▶ [Directions]
Comb through the entries for "xlabel" and pull out each line that holds it.

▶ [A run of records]
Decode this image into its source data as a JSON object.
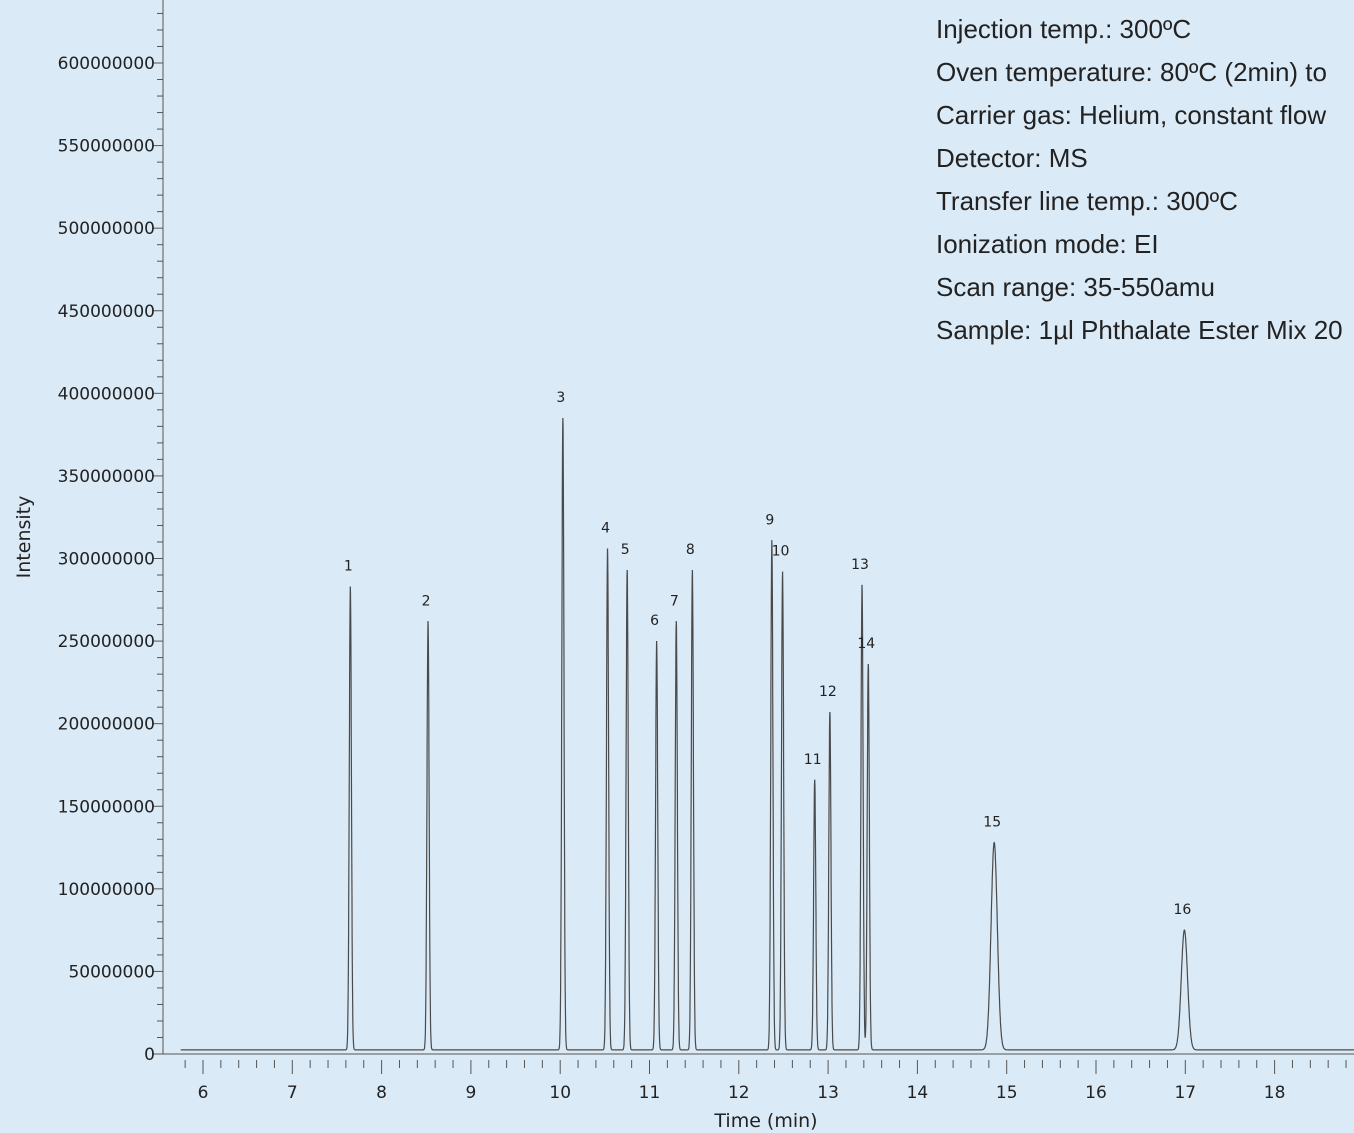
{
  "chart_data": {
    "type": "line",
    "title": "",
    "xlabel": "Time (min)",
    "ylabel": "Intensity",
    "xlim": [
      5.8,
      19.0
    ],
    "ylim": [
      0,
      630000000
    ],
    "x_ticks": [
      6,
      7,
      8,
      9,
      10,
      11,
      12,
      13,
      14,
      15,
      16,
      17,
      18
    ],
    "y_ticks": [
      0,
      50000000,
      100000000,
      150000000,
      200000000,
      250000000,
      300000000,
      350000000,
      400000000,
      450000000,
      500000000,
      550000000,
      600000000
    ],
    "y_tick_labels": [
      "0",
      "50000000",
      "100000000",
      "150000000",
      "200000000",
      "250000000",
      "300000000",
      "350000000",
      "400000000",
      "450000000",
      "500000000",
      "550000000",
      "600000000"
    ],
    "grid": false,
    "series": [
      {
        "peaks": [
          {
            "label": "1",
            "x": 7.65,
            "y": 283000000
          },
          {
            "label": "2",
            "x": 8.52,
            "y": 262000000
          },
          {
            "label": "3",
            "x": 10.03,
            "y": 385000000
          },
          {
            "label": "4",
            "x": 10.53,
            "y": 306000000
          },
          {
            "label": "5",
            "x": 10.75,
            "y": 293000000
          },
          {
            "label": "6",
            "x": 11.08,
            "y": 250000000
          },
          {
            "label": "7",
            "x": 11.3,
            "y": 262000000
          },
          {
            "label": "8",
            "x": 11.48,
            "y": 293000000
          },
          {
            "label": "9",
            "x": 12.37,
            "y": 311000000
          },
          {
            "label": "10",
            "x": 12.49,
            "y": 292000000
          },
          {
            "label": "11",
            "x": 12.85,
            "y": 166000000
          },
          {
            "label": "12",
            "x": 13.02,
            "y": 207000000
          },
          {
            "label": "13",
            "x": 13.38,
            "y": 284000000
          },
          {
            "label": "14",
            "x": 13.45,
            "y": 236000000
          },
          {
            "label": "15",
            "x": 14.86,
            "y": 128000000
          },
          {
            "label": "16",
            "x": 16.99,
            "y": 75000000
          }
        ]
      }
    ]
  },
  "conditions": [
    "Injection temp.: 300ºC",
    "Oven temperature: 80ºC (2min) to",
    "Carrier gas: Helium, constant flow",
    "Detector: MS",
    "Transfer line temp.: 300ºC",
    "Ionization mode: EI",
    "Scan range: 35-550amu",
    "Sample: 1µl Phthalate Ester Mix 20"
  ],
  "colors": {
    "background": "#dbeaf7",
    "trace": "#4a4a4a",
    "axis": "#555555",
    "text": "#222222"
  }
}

---

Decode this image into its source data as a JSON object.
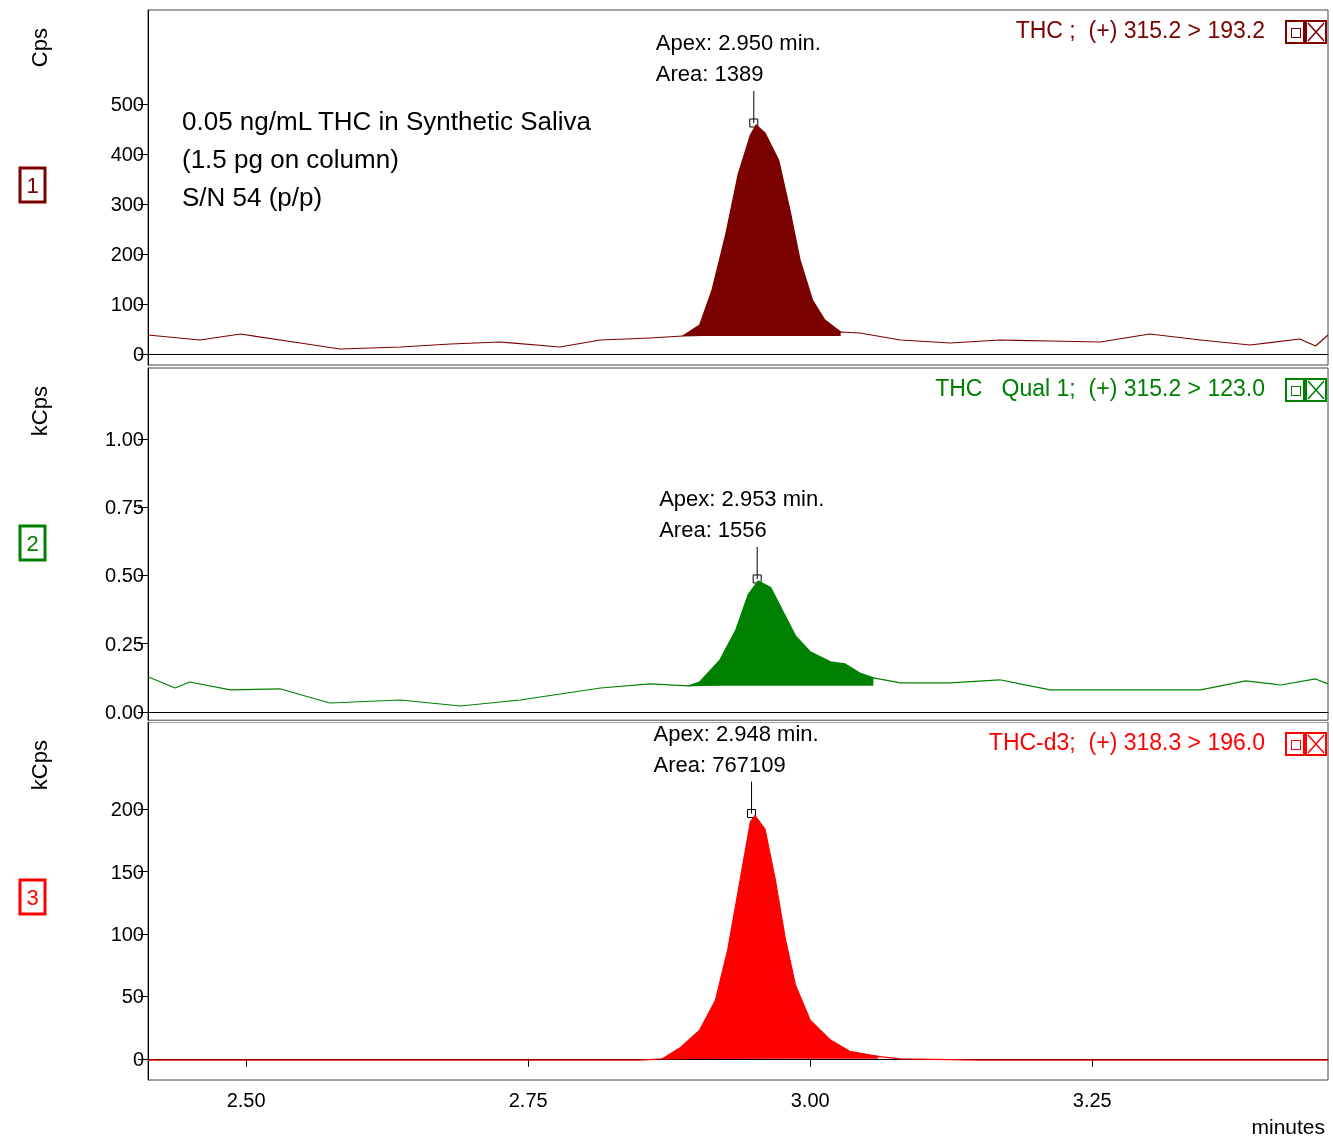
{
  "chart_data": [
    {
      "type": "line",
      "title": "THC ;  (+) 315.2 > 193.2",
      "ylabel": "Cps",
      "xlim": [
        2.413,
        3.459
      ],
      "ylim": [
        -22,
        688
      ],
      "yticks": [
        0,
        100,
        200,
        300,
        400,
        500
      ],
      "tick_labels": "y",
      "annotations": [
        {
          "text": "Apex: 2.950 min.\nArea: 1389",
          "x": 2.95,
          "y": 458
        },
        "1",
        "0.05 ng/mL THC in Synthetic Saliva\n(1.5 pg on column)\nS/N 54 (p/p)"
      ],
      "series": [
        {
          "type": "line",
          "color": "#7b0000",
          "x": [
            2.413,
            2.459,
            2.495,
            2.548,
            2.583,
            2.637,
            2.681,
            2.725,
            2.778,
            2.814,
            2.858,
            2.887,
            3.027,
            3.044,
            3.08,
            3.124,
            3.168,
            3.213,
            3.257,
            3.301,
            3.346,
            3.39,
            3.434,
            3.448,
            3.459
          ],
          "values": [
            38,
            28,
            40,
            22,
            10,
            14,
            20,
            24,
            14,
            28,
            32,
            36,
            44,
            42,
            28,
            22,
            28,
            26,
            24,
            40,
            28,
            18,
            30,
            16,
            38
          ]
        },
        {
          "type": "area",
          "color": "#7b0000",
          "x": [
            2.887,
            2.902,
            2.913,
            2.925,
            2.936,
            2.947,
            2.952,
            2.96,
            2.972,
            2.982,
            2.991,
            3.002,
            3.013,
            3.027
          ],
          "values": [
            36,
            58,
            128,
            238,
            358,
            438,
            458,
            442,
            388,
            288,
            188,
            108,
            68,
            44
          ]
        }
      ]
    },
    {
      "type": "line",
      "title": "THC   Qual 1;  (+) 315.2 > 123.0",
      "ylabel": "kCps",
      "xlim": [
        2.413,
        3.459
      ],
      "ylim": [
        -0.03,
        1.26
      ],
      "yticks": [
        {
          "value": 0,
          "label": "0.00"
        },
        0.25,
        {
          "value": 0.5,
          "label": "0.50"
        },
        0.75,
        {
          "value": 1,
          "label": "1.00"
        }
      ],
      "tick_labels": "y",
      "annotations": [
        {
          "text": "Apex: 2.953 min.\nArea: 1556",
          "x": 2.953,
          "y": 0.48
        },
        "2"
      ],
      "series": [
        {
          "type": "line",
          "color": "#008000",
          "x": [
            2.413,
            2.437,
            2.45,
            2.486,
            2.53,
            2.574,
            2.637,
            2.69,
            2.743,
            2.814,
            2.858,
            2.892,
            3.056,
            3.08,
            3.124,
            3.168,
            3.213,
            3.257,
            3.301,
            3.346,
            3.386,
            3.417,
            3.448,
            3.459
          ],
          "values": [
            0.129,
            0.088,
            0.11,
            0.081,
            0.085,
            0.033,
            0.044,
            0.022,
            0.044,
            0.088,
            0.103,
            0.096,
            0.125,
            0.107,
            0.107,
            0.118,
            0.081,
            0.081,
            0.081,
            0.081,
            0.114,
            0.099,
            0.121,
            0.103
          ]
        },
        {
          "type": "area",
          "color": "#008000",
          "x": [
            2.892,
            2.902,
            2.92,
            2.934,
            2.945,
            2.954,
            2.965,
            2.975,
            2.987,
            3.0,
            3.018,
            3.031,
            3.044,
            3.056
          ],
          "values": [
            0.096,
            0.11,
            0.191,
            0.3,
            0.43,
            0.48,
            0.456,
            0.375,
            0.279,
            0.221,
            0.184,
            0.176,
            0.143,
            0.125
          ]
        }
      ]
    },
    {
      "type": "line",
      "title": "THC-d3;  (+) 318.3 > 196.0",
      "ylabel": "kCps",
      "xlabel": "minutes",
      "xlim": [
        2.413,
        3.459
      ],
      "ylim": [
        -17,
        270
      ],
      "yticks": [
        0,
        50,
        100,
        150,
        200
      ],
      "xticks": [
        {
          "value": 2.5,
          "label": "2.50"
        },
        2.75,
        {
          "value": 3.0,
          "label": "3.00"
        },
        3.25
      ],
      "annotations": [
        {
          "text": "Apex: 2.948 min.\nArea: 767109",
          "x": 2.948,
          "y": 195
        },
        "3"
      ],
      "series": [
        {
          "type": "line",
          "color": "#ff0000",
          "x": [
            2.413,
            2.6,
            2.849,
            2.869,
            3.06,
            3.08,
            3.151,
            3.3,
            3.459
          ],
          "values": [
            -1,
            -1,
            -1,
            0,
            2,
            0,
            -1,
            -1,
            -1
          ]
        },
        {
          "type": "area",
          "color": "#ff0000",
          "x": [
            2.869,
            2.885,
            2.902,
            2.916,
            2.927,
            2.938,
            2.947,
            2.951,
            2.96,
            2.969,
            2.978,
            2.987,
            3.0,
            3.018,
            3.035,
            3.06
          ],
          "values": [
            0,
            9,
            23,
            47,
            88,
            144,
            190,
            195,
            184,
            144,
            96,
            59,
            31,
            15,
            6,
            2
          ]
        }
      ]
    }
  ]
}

* * *

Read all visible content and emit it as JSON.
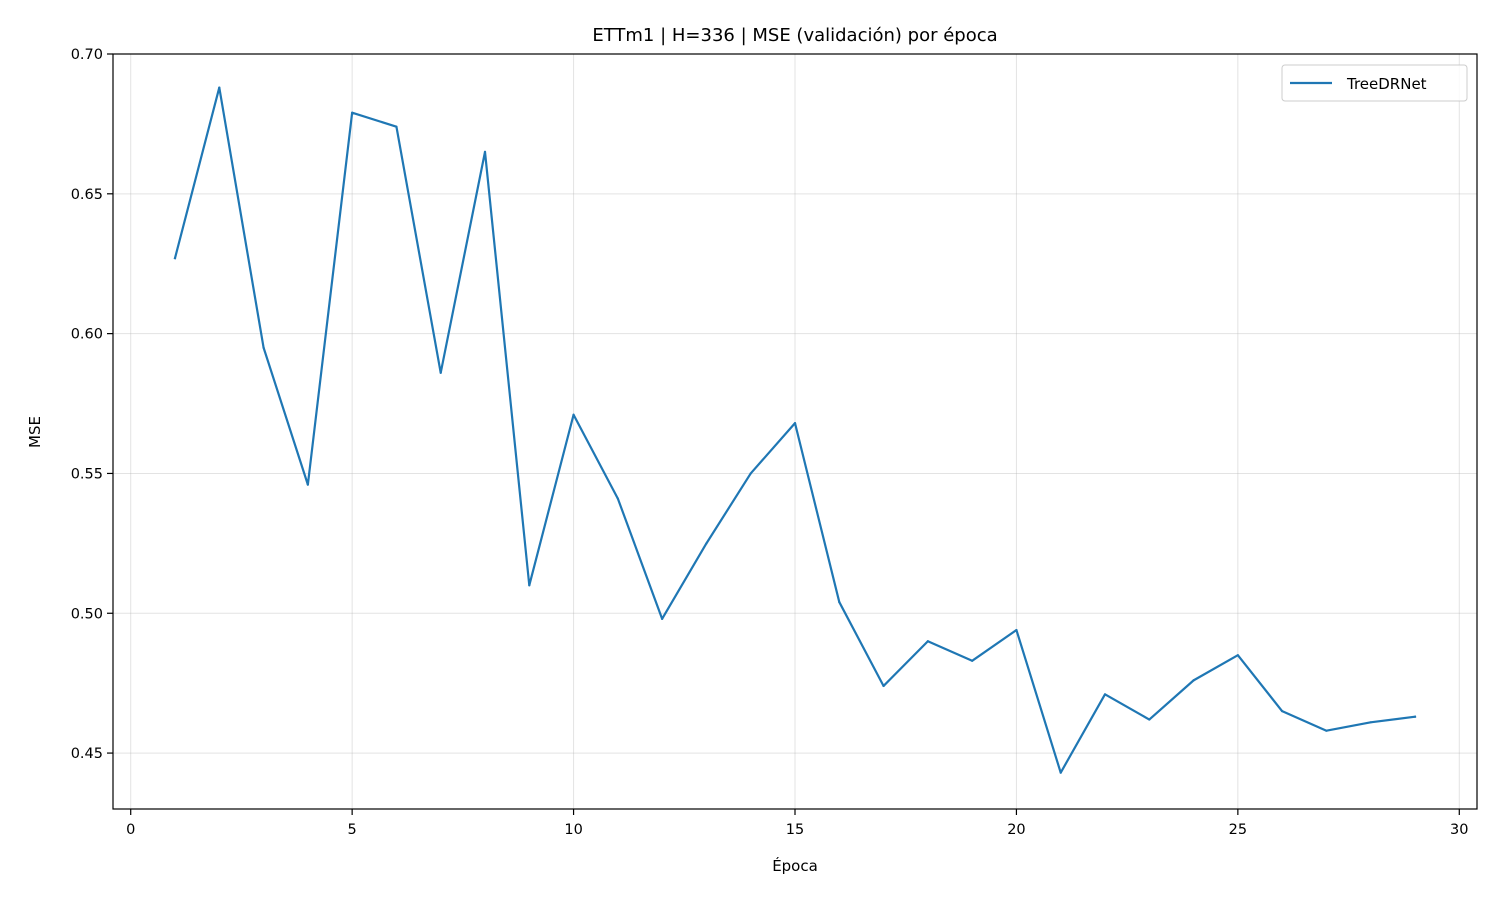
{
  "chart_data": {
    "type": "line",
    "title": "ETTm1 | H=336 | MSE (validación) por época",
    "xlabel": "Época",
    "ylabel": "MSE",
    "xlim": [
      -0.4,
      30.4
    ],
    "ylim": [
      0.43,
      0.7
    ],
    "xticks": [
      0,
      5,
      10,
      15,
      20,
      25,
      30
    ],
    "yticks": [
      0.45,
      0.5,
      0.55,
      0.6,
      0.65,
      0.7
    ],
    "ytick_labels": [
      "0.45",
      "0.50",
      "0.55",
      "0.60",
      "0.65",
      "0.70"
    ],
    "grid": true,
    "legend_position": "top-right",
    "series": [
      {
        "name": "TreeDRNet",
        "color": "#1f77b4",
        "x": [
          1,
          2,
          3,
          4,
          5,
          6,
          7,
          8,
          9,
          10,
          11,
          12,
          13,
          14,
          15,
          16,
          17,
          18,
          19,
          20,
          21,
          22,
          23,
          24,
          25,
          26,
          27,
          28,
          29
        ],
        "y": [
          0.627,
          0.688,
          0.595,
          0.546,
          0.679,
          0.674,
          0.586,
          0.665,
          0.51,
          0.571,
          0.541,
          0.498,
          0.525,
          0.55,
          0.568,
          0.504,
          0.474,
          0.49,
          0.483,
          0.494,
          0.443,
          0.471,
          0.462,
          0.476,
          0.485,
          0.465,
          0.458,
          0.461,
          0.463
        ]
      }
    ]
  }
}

▶ [Solved problem]
    "xlabel": "Time (min)",
      "xlabel": "minutes",
    "xlabel": "Época",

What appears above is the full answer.